PROBLEMS AND TASKS:
**1.** In the music singles review, reproduce everything from "Our singles column fires" down to "with her mother." without any change.
**2.** Render this sentence from the music singles review into Spanish: "Over a guitar-lined neo soul beat from Melbourne producer Lucianblomkamp, Miiesha explores the broken relationship she has with her mother."
**3.** According to the music singles review, who produced the beat on Miiesha's 'Damaged'?

DOCUMENT PASSAGE:
■ ■ ■ ■

The best (and worst) new singles: Miiesha, Montaigne and a revitalised Crowded House

Miiesha - image by Cole Bennetts
Words by August Billy

There’s some great tracks and one not so good.

Our singles column fires up for another fortnight with spots for Miiesha, Martin Garrix, Crowded House and Montaigne. We’ll let you decide which artists hit the spot and which ones didn’t.

Keep up to date with all the latest music interviews, news and reviews here.

Best

Miiesha – ‘Damaged’

Miiesha goes deep on her first single since last year’s ARIA-winning Nyaaringu. While that record was indebted to and infused with the maternal strength of the Anangu and Torres Strait Islander artist’s grandmother, ‘Damaged’ is drawn from a more difficult aspect of Miiesha’s past. Over a guitar-lined neo soul beat from Melbourne producer Lucianblomkamp, Miiesha explores the broken relationship she has with her mother.

While the subject matter is heartbreaking, Miiesha doesn’t skimp on the hooks, with lines like, “Make your mistakes just don’t let your mistakes make you,” delivered with the melodic elan of someone at the top of their game.

■ ■ ■ ■

COLLECTED MATERIAL:
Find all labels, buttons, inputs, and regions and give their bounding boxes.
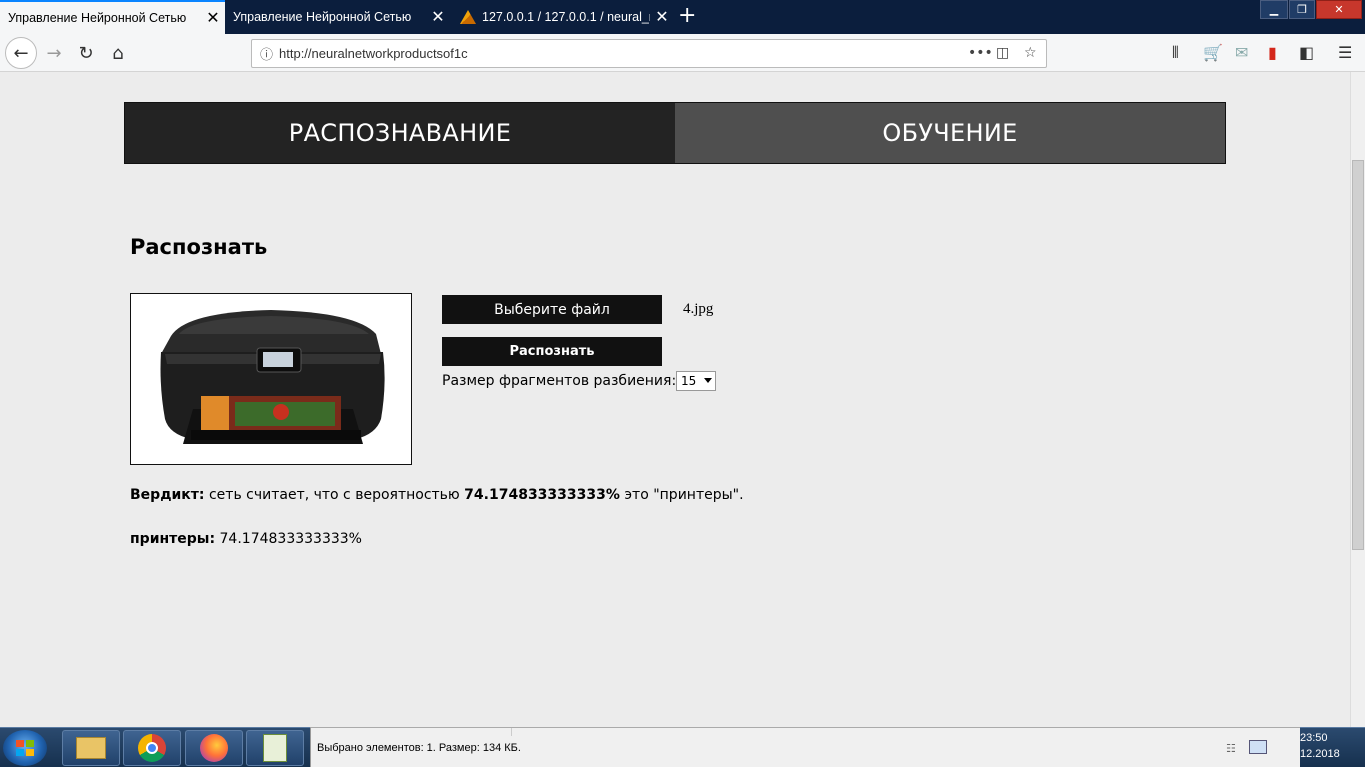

■ ■ ■ ■

SOLUTIONS PER TASK:
**1.**
Our singles column fires up for another fortnight with spots for Miiesha, Martin Garrix, Crowded House and Montaigne. We’ll let you decide which artists hit the spot and which ones didn’t.

Keep up to date with all the latest music interviews, news and reviews here.

Best

Miiesha – ‘Damaged’

Miiesha goes deep on her first single since last year’s ARIA-winning Nyaaringu. While that record was indebted to and infused with the maternal strength of the Anangu and Torres Strait Islander artist’s grandmother, ‘Damaged’ is drawn from a more difficult aspect of Miiesha’s past. Over a guitar-lined neo soul beat from Melbourne producer Lucianblomkamp, Miiesha explores the broken relationship she has with her mother.

**2.** Sobre un ritmo de neo soul con guitarras del productor de Melbourne Lucianblomkamp, Miiesha explora la relación rota que tiene con su madre.

**3.** Melbourne producer Lucianblomkamp.